What you are asked to do:
Every record must be written out once more, with nothing added or omitted.
═══ Entries supplied
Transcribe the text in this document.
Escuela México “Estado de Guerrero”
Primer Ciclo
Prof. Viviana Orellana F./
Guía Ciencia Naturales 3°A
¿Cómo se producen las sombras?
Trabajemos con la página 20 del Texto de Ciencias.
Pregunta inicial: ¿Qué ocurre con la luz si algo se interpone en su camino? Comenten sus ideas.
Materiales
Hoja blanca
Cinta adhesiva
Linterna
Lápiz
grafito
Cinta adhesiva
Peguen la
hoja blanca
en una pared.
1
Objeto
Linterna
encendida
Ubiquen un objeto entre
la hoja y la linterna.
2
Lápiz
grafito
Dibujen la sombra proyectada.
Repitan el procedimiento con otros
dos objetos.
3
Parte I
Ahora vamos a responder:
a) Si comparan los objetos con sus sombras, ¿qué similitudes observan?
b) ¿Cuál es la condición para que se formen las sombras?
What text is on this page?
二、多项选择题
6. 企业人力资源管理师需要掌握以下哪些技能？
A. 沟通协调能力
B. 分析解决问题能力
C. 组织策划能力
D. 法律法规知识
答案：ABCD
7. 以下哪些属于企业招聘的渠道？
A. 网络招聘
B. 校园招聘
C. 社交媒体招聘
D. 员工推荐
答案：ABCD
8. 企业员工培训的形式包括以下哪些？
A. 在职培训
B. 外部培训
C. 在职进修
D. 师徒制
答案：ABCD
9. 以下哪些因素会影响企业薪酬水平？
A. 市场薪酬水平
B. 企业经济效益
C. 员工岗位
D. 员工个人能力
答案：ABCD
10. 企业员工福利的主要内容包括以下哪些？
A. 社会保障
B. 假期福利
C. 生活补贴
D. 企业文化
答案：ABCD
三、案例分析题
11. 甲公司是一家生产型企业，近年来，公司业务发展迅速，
══════
Right answer:
Transcribe the text in this document.
Escuela México “Estado de Guerrero”
Primer Ciclo
Prof. Viviana Orellana F./
Guía Ciencia Naturales 3°A
¿Cómo se producen las sombras?
Trabajemos con la página 20 del Texto de Ciencias.
Pregunta inicial: ¿Qué ocurre con la luz si algo se interpone en su camino? Comenten sus ideas.
Materiales
Hoja blanca
Cinta adhesiva
Linterna
Lápiz
grafito
Cinta adhesiva
Peguen la
hoja blanca
en una pared.
1
Objeto
Linterna
encendida
Ubiquen un objeto entre
la hoja y la linterna.
2
Lápiz
grafito
Dibujen la sombra proyectada.
Repitan el procedimiento con otros
dos objetos.
3
Parte I
Ahora vamos a responder:
a) Si comparan los objetos con sus sombras, ¿qué similitudes observan?
b) ¿Cuál es la condición para que se formen las sombras?
What text is on this page?
二、多项选择题
6. 企业人力资源管理师需要掌握以下哪些技能？
A. 沟通协调能力
B. 分析解决问题能力
C. 组织策划能力
D. 法律法规知识
答案：ABCD
7. 以下哪些属于企业招聘的渠道？
A. 网络招聘
B. 校园招聘
C. 社交媒体招聘
D. 员工推荐
答案：ABCD
8. 企业员工培训的形式包括以下哪些？
A. 在职培训
B. 外部培训
C. 在职进修
D. 师徒制
答案：ABCD
9. 以下哪些因素会影响企业薪酬水平？
A. 市场薪酬水平
B. 企业经济效益
C. 员工岗位
D. 员工个人能力
答案：ABCD
10. 企业员工福利的主要内容包括以下哪些？
A. 社会保障
B. 假期福利
C. 生活补贴
D. 企业文化
答案：ABCD
三、案例分析题
11. 甲公司是一家生产型企业，近年来，公司业务发展迅速，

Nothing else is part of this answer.